**Exercise**
Identify each line containing the word "screenshot" and copy it.

[Records]
■ ■ ■ ■ ■

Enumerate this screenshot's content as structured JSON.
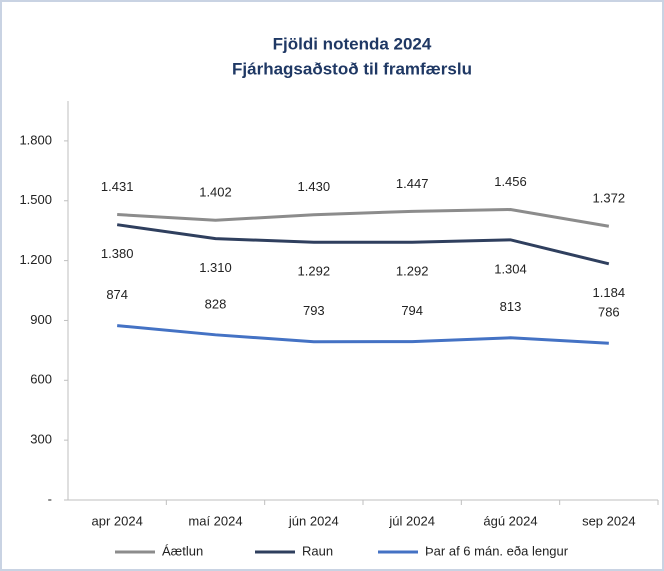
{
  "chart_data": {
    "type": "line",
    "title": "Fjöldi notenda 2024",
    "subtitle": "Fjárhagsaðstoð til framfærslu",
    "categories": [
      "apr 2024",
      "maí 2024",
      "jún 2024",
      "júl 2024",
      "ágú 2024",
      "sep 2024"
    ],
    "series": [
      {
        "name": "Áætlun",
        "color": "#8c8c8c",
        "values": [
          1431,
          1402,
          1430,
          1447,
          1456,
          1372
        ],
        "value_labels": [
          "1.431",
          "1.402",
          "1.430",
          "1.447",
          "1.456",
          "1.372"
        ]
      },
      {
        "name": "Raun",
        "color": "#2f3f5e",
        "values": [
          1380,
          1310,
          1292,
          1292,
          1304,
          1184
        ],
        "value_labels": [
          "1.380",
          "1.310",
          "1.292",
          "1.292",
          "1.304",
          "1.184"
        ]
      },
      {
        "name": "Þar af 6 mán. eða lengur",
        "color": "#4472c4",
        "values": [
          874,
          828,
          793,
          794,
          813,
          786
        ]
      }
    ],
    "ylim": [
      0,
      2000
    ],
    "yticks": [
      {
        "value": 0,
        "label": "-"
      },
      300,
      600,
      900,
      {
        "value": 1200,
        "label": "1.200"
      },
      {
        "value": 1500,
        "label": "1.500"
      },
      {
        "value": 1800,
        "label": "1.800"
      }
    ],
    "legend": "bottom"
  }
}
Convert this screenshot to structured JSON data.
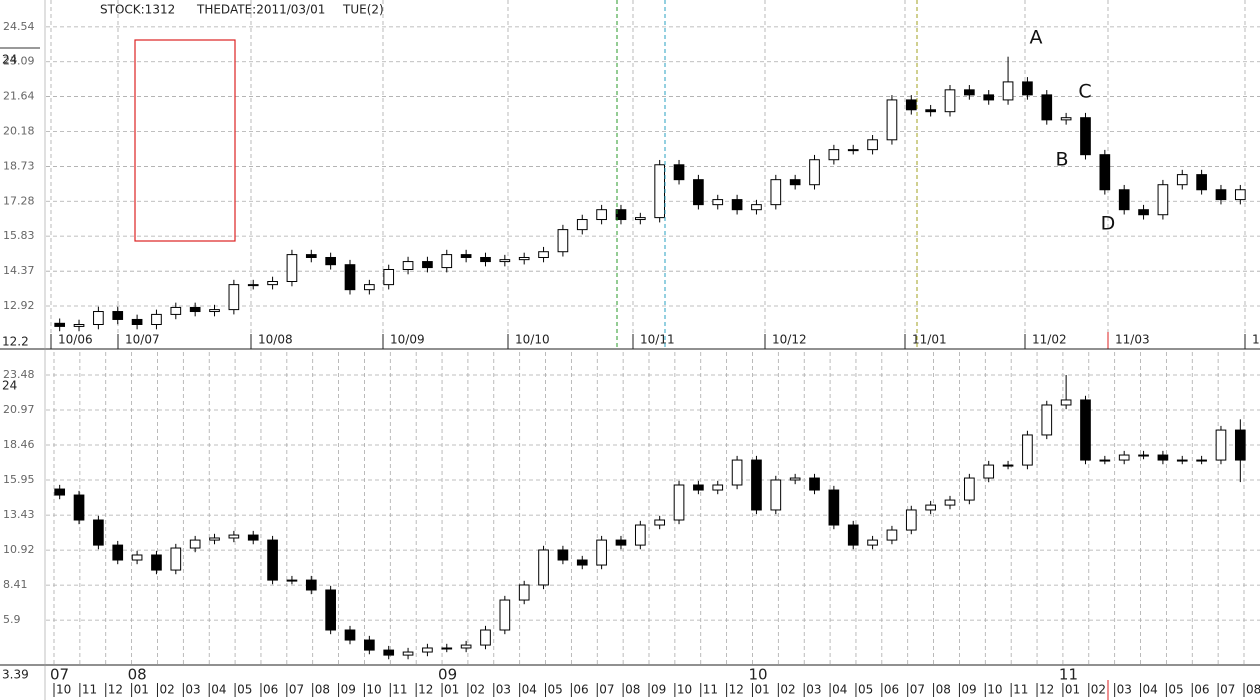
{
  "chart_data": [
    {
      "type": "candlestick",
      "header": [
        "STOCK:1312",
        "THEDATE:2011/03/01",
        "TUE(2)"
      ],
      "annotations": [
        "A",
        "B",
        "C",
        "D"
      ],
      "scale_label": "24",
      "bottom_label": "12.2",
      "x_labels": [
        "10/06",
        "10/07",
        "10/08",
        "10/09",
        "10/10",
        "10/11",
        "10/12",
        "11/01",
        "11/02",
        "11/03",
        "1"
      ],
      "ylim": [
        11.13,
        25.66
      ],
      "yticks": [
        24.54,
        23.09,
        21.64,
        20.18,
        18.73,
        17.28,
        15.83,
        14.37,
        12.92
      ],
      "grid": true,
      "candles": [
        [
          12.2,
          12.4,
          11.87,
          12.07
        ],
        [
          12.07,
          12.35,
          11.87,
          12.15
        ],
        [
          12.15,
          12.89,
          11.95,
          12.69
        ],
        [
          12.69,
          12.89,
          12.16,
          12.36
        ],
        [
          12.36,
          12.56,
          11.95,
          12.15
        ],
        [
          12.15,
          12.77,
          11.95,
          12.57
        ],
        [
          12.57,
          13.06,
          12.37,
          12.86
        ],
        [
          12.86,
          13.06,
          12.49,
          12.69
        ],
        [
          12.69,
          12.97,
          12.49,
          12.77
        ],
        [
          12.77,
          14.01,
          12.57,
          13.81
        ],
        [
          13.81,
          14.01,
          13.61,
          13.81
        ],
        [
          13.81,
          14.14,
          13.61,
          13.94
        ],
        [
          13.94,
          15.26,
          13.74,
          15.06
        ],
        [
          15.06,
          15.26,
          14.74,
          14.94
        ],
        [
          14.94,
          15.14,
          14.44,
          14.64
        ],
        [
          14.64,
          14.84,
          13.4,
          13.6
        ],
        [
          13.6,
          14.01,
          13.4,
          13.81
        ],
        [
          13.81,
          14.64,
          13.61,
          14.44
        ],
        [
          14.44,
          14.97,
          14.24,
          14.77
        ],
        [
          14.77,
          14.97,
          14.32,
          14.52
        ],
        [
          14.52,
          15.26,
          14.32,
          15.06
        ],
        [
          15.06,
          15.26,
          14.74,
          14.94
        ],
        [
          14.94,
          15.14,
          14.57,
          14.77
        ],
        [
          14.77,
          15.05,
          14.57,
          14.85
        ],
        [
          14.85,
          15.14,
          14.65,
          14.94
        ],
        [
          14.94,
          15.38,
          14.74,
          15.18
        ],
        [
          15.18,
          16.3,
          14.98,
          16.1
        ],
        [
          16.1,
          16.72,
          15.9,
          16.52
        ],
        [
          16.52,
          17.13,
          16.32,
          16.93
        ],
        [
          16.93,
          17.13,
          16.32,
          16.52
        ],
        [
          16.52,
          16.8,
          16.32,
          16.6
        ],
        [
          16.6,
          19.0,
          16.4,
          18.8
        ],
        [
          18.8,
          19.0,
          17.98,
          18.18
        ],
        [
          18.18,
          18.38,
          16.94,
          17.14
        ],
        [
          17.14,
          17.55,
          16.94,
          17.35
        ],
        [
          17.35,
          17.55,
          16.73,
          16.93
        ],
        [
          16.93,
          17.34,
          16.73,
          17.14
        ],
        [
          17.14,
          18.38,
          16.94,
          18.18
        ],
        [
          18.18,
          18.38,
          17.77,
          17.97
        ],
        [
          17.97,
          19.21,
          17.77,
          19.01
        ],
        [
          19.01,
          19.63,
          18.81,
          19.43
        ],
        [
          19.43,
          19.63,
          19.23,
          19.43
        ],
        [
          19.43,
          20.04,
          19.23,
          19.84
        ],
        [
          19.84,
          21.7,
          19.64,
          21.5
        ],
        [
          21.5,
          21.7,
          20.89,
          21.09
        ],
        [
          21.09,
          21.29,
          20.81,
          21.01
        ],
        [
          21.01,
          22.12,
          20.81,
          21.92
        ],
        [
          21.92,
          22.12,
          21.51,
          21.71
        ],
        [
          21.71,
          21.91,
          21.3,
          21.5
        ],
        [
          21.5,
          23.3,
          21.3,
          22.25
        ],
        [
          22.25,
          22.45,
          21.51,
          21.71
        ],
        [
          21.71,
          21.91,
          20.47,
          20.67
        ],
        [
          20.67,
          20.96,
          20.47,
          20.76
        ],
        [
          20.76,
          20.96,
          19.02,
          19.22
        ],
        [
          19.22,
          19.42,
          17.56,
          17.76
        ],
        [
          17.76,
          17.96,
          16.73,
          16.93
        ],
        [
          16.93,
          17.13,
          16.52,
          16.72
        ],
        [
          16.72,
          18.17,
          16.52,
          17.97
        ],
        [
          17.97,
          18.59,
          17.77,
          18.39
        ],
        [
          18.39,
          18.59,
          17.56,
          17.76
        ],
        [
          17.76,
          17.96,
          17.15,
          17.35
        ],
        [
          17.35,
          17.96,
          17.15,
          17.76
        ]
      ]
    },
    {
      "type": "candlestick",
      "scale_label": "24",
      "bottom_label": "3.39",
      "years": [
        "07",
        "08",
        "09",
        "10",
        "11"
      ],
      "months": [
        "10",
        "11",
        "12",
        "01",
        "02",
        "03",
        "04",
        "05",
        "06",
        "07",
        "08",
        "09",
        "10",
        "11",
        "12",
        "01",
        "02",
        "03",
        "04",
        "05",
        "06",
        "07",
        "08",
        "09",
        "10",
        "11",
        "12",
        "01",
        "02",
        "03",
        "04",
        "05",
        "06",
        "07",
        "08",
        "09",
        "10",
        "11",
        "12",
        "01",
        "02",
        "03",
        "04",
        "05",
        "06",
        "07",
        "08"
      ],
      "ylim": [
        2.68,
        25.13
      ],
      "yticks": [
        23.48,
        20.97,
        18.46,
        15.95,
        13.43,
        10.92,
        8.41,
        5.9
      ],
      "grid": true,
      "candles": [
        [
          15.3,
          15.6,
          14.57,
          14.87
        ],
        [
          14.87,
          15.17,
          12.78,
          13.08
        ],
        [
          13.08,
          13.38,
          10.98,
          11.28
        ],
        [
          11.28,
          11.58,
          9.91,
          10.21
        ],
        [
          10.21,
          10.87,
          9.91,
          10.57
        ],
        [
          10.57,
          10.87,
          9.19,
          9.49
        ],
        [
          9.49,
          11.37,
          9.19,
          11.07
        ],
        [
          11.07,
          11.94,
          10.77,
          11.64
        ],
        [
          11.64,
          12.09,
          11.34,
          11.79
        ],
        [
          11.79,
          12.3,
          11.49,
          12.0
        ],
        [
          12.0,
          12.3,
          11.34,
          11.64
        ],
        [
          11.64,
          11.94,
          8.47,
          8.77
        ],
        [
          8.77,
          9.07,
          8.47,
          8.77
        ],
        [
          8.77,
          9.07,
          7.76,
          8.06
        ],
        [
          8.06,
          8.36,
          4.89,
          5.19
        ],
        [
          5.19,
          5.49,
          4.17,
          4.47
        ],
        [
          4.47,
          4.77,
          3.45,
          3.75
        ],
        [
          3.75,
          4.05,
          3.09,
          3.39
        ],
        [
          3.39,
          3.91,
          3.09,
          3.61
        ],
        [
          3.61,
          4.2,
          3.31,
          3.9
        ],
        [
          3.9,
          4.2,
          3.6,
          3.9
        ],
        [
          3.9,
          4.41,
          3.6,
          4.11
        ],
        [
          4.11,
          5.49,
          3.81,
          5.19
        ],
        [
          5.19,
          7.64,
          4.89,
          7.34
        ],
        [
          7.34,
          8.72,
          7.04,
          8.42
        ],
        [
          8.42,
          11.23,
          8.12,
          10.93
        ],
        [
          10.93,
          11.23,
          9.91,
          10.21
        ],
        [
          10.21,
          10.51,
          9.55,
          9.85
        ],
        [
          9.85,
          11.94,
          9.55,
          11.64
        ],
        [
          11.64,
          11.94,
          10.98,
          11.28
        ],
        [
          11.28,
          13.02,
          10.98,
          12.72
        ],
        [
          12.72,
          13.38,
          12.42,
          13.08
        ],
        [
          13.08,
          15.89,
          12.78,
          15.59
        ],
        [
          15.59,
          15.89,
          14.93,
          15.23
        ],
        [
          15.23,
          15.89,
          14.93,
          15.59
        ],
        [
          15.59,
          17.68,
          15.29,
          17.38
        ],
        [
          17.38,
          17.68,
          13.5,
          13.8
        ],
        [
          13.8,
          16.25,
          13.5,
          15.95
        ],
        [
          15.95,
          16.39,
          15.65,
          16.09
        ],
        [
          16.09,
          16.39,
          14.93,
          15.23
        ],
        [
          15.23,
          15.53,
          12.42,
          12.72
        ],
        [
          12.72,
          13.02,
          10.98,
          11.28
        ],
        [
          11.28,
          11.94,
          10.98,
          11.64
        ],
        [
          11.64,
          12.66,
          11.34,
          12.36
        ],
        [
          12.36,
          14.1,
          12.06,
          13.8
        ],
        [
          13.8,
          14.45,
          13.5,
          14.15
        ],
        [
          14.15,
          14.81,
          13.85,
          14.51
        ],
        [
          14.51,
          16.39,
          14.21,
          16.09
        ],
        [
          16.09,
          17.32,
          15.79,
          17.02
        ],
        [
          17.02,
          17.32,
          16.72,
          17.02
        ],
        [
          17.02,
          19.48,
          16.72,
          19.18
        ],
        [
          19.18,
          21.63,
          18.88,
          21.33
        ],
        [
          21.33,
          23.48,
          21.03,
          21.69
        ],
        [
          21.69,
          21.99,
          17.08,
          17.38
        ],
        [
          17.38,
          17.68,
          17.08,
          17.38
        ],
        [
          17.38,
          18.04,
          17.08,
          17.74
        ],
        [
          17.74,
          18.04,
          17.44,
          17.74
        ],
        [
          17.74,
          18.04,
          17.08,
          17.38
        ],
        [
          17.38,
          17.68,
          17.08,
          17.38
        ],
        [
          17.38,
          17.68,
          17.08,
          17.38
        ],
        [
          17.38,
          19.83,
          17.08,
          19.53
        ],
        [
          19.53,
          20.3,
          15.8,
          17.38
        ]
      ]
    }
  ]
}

■ ■ ■ ■ ■

**Correct output**
Enumerate this screenshot's content as structured JSON.
Convert this screenshot to structured JSON data.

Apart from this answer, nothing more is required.